■ Exercise requirements ■
Transcribe all of the material below word for word and leave out its pictures.

Items from a dataset

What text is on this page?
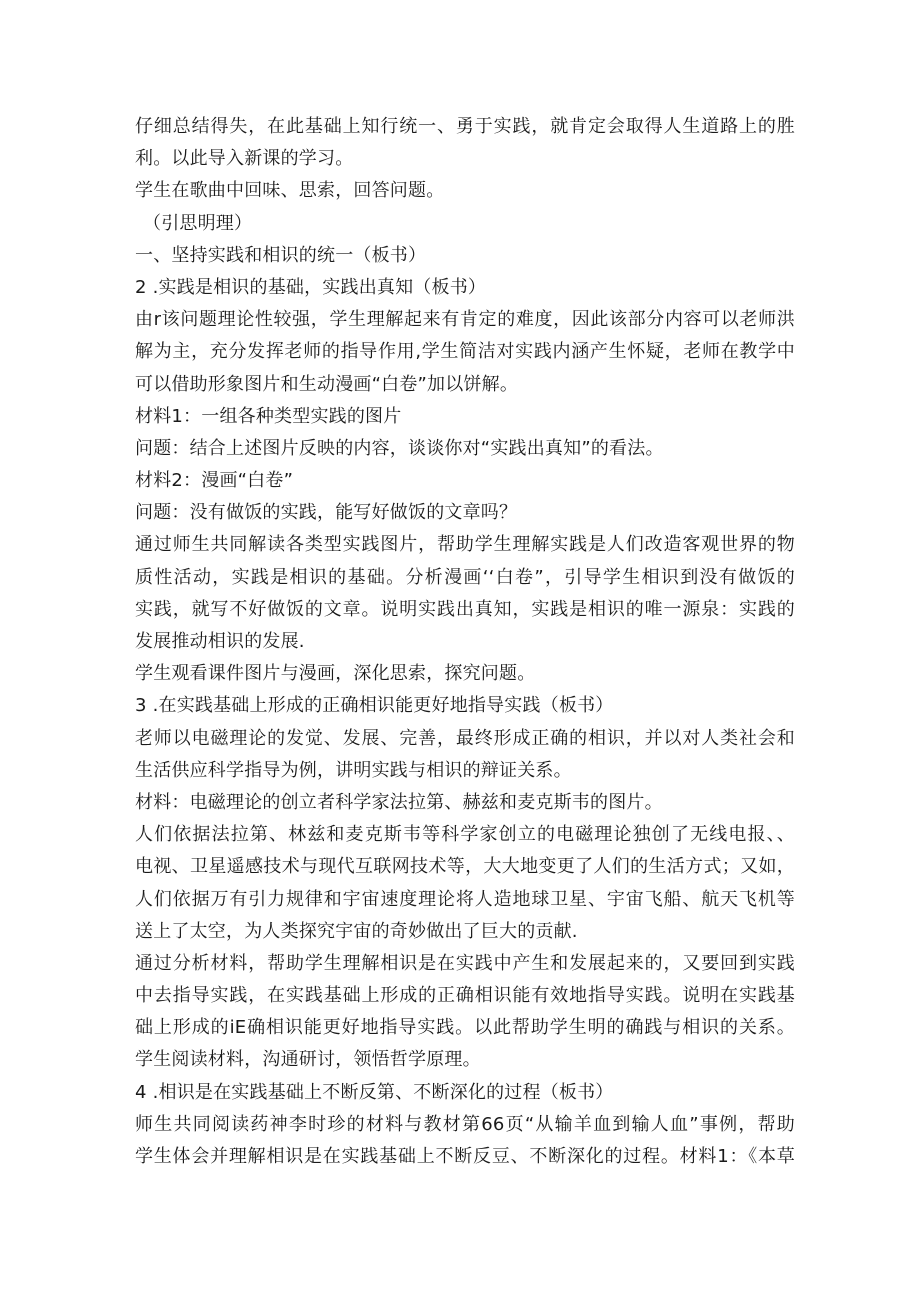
仔细总结得失，在此基础上知行统一、勇于实践，就肯定会取得人生道路上的胜
利。以此导入新课的学习。
学生在歌曲中回味、思索，回答问题。
（引思明理）
一、坚持实践和相识的统一（板书）
2 .实践是相识的基础，实践出真知（板书）
由r该问题理论性较强，学生理解起来有肯定的难度，因此该部分内容可以老师洪
解为主，充分发挥老师的指导作用,学生简洁对实践内涵产生怀疑，老师在教学中
可以借助形象图片和生动漫画“白卷”加以饼解。
材料1：一组各种类型实践的图片
问题：结合上述图片反映的内容，谈谈你对“实践出真知”的看法。
材料2：漫画“白卷”
问题：没有做饭的实践，能写好做饭的文章吗？
通过师生共同解读各类型实践图片，帮助学生理解实践是人们改造客观世界的物
质性活动，实践是相识的基础。分析漫画‘‘白卷”，引导学生相识到没有做饭的
实践，就写不好做饭的文章。说明实践出真知，实践是相识的唯一源泉：实践的
发展推动相识的发展.
学生观看课件图片与漫画，深化思索，探究问题。
3 .在实践基础上形成的正确相识能更好地指导实践（板书）
老师以电磁理论的发觉、发展、完善，最终形成正确的相识，并以对人类社会和
生活供应科学指导为例，讲明实践与相识的辩证关系。
材料：电磁理论的创立者科学家法拉第、赫兹和麦克斯韦的图片。
人们依据法拉第、林兹和麦克斯韦等科学家创立的电磁理论独创了无线电报、、
电视、卫星遥感技术与现代互联网技术等，大大地变更了人们的生活方式；又如，
人们依据万有引力规律和宇宙速度理论将人造地球卫星、宇宙飞船、航天飞机等
送上了太空，为人类探究宇宙的奇妙做出了巨大的贡献.
通过分析材料，帮助学生理解相识是在实践中产生和发展起来的，又要回到实践
中去指导实践，在实践基础上形成的正确相识能有效地指导实践。说明在实践基
础上形成的iE确相识能更好地指导实践。以此帮助学生明的确践与相识的关系。
学生阅读材料，沟通研讨，领悟哲学原理。
4 .相识是在实践基础上不断反第、不断深化的过程（板书）
师生共同阅读药神李时珍的材料与教材第66页“从输羊血到输人血”事例，帮助
学生体会并理解相识是在实践基础上不断反豆、不断深化的过程。材料1：《本草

■ Result of this task ■
What text is on this page?
仔细总结得失，在此基础上知行统一、勇于实践，就肯定会取得人生道路上的胜
利。以此导入新课的学习。
学生在歌曲中回味、思索，回答问题。
（引思明理）
一、坚持实践和相识的统一（板书）
2 .实践是相识的基础，实践出真知（板书）
由r该问题理论性较强，学生理解起来有肯定的难度，因此该部分内容可以老师洪
解为主，充分发挥老师的指导作用,学生简洁对实践内涵产生怀疑，老师在教学中
可以借助形象图片和生动漫画“白卷”加以饼解。
材料1：一组各种类型实践的图片
问题：结合上述图片反映的内容，谈谈你对“实践出真知”的看法。
材料2：漫画“白卷”
问题：没有做饭的实践，能写好做饭的文章吗？
通过师生共同解读各类型实践图片，帮助学生理解实践是人们改造客观世界的物
质性活动，实践是相识的基础。分析漫画‘‘白卷”，引导学生相识到没有做饭的
实践，就写不好做饭的文章。说明实践出真知，实践是相识的唯一源泉：实践的
发展推动相识的发展.
学生观看课件图片与漫画，深化思索，探究问题。
3 .在实践基础上形成的正确相识能更好地指导实践（板书）
老师以电磁理论的发觉、发展、完善，最终形成正确的相识，并以对人类社会和
生活供应科学指导为例，讲明实践与相识的辩证关系。
材料：电磁理论的创立者科学家法拉第、赫兹和麦克斯韦的图片。
人们依据法拉第、林兹和麦克斯韦等科学家创立的电磁理论独创了无线电报、、
电视、卫星遥感技术与现代互联网技术等，大大地变更了人们的生活方式；又如，
人们依据万有引力规律和宇宙速度理论将人造地球卫星、宇宙飞船、航天飞机等
送上了太空，为人类探究宇宙的奇妙做出了巨大的贡献.
通过分析材料，帮助学生理解相识是在实践中产生和发展起来的，又要回到实践
中去指导实践，在实践基础上形成的正确相识能有效地指导实践。说明在实践基
础上形成的iE确相识能更好地指导实践。以此帮助学生明的确践与相识的关系。
学生阅读材料，沟通研讨，领悟哲学原理。
4 .相识是在实践基础上不断反第、不断深化的过程（板书）
师生共同阅读药神李时珍的材料与教材第66页“从输羊血到输人血”事例，帮助
学生体会并理解相识是在实践基础上不断反豆、不断深化的过程。材料1：《本草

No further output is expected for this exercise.